Data shown:
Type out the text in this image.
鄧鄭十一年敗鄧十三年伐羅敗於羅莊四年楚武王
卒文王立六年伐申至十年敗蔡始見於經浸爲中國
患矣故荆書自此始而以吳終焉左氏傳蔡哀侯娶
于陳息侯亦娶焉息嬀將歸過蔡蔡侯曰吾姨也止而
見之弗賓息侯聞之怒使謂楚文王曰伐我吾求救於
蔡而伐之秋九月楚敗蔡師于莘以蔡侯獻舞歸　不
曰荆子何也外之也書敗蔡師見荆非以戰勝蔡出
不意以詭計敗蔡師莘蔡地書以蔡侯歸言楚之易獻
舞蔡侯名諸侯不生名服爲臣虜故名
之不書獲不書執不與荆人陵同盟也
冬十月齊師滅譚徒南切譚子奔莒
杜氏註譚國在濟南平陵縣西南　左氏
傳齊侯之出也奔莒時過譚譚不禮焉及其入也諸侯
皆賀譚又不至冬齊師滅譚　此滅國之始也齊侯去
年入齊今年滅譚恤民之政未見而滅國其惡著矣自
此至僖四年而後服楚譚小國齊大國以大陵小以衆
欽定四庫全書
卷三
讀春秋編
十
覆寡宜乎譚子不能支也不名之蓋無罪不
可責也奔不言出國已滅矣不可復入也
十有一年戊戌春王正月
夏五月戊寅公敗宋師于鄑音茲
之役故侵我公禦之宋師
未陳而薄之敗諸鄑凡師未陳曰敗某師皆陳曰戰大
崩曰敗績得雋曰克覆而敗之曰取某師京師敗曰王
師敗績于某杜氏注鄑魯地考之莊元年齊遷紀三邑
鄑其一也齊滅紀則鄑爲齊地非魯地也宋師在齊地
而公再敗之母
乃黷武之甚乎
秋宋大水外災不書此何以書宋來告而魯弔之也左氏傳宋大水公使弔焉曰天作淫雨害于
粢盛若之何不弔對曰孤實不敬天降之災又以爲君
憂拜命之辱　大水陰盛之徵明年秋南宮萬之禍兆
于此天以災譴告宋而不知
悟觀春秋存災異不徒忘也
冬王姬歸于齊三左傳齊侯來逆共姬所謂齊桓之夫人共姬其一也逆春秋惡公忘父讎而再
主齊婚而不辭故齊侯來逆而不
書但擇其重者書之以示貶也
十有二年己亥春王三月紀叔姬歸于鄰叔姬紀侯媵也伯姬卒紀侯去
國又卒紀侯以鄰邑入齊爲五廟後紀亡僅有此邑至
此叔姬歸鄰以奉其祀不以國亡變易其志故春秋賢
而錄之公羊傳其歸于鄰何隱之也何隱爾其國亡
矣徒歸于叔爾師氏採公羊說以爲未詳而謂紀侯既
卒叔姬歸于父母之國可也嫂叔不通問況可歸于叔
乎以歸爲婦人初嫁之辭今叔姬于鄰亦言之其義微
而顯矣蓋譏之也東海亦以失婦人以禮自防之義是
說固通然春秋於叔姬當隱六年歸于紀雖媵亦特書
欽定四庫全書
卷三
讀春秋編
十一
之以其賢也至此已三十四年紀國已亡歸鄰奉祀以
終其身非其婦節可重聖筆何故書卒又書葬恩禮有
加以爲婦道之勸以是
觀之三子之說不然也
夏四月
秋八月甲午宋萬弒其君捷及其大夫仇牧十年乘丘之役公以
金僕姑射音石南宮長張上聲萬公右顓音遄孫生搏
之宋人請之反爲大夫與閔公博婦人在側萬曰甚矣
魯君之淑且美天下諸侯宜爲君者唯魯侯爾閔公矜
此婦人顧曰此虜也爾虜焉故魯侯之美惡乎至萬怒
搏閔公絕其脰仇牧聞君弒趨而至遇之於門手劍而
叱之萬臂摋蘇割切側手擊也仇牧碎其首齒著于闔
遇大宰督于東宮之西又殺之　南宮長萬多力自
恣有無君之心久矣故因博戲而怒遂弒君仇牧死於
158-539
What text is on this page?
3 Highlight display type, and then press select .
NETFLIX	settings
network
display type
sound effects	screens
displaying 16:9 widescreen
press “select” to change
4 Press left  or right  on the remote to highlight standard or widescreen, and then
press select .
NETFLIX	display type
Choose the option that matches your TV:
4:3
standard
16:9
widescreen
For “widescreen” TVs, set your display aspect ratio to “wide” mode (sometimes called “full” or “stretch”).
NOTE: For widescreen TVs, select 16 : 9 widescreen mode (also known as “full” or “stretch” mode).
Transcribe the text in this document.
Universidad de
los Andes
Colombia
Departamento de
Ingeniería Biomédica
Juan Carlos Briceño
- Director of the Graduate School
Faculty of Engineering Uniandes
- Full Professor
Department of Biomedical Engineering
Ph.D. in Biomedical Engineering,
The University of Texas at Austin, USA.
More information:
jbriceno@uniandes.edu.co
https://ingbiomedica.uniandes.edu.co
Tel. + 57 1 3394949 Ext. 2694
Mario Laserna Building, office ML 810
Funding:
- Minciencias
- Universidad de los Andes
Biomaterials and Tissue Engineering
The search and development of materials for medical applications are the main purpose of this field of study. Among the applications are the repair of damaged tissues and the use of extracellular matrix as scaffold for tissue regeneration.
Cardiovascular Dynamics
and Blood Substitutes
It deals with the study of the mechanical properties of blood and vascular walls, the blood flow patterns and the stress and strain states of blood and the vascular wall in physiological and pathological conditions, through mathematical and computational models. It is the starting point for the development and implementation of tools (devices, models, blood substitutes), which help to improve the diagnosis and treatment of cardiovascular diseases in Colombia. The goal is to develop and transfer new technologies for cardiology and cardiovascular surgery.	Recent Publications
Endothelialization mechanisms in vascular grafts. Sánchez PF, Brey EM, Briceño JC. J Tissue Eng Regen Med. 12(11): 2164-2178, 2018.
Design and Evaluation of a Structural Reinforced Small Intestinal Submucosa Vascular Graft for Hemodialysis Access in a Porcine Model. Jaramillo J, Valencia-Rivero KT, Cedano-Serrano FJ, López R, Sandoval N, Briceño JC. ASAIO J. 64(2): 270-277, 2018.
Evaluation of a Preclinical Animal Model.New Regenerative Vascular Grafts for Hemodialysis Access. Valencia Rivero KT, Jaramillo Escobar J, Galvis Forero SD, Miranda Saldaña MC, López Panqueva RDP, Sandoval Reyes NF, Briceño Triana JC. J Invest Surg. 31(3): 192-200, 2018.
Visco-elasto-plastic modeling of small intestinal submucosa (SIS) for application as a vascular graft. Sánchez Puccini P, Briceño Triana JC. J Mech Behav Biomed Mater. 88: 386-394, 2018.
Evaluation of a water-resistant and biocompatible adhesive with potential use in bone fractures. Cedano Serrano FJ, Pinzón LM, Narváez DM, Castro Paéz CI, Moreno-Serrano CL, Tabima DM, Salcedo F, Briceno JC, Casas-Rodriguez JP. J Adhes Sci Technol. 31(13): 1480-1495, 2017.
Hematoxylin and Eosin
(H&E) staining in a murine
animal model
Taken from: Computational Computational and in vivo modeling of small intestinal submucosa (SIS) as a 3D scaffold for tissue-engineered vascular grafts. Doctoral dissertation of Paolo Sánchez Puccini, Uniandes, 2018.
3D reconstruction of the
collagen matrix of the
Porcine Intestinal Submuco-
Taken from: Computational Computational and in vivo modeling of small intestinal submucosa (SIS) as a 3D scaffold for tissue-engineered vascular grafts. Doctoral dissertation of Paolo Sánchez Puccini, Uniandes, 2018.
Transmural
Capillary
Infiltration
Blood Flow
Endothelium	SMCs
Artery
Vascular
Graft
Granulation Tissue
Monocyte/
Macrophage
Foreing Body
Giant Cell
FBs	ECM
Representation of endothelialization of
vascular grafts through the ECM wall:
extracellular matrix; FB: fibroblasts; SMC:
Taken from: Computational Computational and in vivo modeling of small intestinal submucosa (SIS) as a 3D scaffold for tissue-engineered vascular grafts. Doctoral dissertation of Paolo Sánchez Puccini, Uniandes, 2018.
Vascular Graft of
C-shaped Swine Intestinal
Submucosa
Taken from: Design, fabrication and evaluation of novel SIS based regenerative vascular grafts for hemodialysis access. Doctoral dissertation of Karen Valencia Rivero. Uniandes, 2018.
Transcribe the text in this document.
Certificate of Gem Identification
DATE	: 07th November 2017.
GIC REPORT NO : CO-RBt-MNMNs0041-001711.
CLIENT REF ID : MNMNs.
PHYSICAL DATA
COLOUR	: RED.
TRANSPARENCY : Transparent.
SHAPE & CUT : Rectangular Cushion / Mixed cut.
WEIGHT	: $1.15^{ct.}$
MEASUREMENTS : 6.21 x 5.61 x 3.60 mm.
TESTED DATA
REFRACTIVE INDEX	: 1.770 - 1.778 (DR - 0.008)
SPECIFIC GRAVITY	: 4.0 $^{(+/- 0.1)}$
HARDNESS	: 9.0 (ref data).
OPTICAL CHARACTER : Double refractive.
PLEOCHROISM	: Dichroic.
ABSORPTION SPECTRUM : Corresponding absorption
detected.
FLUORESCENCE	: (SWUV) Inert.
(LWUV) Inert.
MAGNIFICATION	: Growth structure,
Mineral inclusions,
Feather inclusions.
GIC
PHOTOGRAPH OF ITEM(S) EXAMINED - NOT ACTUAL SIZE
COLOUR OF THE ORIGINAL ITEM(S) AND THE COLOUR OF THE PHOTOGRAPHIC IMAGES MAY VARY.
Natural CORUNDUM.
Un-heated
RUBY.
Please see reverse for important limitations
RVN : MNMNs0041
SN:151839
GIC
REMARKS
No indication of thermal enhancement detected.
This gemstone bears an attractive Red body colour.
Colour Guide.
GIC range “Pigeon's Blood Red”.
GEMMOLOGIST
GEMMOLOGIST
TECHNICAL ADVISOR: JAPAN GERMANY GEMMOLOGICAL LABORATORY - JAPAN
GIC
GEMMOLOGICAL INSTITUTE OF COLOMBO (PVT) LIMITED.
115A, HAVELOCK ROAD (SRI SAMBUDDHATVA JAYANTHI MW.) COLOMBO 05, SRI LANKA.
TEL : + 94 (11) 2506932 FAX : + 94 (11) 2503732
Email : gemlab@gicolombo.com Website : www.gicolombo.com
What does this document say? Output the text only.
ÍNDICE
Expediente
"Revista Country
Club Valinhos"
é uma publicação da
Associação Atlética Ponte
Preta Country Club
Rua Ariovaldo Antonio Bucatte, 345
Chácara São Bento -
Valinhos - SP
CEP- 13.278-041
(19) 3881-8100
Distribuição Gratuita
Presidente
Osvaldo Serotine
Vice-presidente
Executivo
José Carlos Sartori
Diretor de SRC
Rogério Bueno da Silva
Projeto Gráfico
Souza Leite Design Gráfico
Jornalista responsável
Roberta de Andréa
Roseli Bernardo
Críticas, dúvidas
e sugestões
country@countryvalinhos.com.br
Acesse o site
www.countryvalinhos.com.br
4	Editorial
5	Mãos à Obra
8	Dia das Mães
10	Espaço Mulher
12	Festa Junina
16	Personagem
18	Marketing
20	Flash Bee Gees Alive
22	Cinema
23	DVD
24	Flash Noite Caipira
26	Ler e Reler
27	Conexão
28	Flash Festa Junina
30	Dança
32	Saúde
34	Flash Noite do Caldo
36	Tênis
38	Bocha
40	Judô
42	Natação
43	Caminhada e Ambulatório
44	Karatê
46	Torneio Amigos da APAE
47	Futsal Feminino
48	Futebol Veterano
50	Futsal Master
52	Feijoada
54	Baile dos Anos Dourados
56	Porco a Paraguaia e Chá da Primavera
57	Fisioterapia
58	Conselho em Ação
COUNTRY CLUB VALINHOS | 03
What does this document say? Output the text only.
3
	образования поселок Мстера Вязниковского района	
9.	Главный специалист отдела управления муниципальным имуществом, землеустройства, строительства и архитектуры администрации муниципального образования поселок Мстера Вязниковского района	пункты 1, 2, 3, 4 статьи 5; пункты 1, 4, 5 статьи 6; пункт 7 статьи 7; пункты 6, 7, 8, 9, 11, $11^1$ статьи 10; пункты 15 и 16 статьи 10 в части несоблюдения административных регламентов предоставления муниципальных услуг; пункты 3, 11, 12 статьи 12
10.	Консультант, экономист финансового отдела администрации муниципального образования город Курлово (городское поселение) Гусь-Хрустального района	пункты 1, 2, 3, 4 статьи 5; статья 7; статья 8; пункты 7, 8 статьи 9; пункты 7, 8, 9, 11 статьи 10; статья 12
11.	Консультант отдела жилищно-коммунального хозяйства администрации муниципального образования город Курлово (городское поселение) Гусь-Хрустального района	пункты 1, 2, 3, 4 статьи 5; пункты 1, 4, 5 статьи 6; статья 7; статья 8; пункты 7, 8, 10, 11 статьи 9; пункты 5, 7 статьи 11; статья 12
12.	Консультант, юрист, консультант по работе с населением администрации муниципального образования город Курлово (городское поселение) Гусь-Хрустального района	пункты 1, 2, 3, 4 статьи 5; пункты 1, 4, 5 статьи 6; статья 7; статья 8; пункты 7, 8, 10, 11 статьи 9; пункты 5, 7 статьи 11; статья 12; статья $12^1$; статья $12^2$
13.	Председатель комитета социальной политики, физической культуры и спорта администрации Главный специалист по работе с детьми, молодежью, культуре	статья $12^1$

The task: Copy every line in the records above that contains the word "поселение".

Solution:
10.	Консультант, экономист финансового отдела администрации муниципального образования город Курлово (городское поселение) Гусь-Хрустального района	пункты 1, 2, 3, 4 статьи 5; статья 7; статья 8; пункты 7, 8 статьи 9; пункты 7, 8, 9, 11 статьи 10; статья 12
11.	Консультант отдела жилищно-коммунального хозяйства администрации муниципального образования город Курлово (городское поселение) Гусь-Хрустального района	пункты 1, 2, 3, 4 статьи 5; пункты 1, 4, 5 статьи 6; статья 7; статья 8; пункты 7, 8, 10, 11 статьи 9; пункты 5, 7 статьи 11; статья 12
12.	Консультант, юрист, консультант по работе с населением администрации муниципального образования город Курлово (городское поселение) Гусь-Хрустального района	пункты 1, 2, 3, 4 статьи 5; пункты 1, 4, 5 статьи 6; статья 7; статья 8; пункты 7, 8, 10, 11 статьи 9; пункты 5, 7 статьи 11; статья 12; статья $12^1$; статья $12^2$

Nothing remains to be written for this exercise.